*REQUIRED TASK*
Check each line of the entries below for the string "CIRC"; copy every line where it appears.

*ROWS*
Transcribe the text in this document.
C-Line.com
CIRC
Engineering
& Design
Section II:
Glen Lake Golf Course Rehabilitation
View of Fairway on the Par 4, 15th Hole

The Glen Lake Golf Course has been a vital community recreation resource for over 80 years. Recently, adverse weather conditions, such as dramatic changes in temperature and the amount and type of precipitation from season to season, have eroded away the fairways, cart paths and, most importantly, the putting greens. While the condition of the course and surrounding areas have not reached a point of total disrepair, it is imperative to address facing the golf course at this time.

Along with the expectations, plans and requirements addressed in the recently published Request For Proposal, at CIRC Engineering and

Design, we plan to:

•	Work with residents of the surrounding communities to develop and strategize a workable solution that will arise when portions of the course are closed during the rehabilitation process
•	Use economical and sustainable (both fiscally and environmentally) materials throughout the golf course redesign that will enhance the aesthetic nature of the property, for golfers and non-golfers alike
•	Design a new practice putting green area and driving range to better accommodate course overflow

*TASK OUTPUT*
CIRC
Along with the expectations, plans and requirements addressed in the recently published Request For Proposal, at CIRC Engineering and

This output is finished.